* Stated task
Go through the entries and transcribe each one exactly, dropping the pictures.

[Figure collection entries]
'''

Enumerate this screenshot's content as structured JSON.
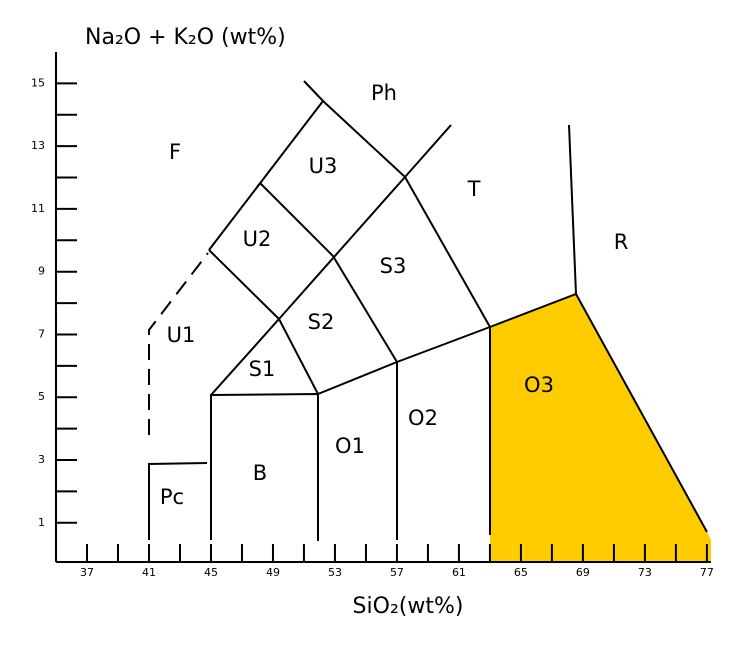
{
  "chart_data": {
    "type": "tas",
    "ylabel": "Na₂O + K₂O (wt%)",
    "xlabel": "SiO₂(wt%)",
    "xlim": [
      35,
      77.2
    ],
    "ylim": [
      -0.25,
      16
    ],
    "xticks": [
      37,
      41,
      45,
      49,
      53,
      57,
      61,
      65,
      69,
      73,
      77
    ],
    "xminorticks": [
      39,
      43,
      47,
      51,
      55,
      59,
      63,
      67,
      71,
      75
    ],
    "yticks": [
      1,
      3,
      5,
      7,
      9,
      11,
      13,
      15
    ],
    "yminorticks": [
      2,
      4,
      6,
      8,
      10,
      12,
      14
    ],
    "fields": [
      "F",
      "Ph",
      "U3",
      "T",
      "U2",
      "S3",
      "R",
      "U1",
      "S2",
      "O3",
      "S1",
      "O2",
      "O1",
      "B",
      "Pc"
    ],
    "highlight_color": "#ffcc00"
  }
}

'''

* Response to this exercise
Enumerate this screenshot's content as structured JSON.
{
  "chart_data": {
    "type": "tas",
    "ylabel": "Na₂O + K₂O (wt%)",
    "xlabel": "SiO₂(wt%)",
    "xlim": [
      35,
      77.2
    ],
    "ylim": [
      -0.25,
      16
    ],
    "xticks": [
      37,
      41,
      45,
      49,
      53,
      57,
      61,
      65,
      69,
      73,
      77
    ],
    "xminorticks": [
      39,
      43,
      47,
      51,
      55,
      59,
      63,
      67,
      71,
      75
    ],
    "yticks": [
      1,
      3,
      5,
      7,
      9,
      11,
      13,
      15
    ],
    "yminorticks": [
      2,
      4,
      6,
      8,
      10,
      12,
      14
    ],
    "fields": [
      "F",
      "Ph",
      "U3",
      "T",
      "U2",
      "S3",
      "R",
      "U1",
      "S2",
      "O3",
      "S1",
      "O2",
      "O1",
      "B",
      "Pc"
    ],
    "highlight_color": "#ffcc00"
  }
}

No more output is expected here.